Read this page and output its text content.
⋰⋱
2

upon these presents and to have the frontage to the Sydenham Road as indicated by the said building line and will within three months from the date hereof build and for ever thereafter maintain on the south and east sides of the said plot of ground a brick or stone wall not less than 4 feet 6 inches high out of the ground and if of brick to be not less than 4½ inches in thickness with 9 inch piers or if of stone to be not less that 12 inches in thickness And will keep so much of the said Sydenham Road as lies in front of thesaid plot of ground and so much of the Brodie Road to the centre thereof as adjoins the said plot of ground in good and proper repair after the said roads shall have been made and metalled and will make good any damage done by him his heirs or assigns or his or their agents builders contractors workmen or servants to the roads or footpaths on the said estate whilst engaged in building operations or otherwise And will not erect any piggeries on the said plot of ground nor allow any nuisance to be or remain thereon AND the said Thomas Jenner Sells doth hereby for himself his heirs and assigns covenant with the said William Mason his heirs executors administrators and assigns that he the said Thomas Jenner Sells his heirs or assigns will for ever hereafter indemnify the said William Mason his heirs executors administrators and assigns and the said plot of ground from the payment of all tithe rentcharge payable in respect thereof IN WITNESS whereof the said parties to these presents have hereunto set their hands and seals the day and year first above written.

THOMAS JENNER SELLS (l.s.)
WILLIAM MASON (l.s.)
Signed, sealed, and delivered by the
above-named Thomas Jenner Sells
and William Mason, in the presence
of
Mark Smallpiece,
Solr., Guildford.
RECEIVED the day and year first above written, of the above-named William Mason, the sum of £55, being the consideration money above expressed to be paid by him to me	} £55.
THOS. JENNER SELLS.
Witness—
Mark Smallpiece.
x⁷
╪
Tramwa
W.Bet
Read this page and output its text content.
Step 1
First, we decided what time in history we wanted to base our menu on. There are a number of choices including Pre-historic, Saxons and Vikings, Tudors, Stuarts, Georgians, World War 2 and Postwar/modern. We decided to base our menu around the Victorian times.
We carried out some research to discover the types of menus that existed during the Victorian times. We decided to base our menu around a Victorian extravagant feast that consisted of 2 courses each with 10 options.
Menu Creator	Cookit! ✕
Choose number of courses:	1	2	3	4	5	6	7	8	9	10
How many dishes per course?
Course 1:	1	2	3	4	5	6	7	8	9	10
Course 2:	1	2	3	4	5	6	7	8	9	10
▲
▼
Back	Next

▶ **What the exercise asks**:
Show the lines of the material that contain the word "named".

▶ **Task result**:
above-named Thomas Jenner Sells
RECEIVED the day and year first above written, of the above-named William Mason, the sum of £55, being the consideration money above expressed to be paid by him to me	} £55.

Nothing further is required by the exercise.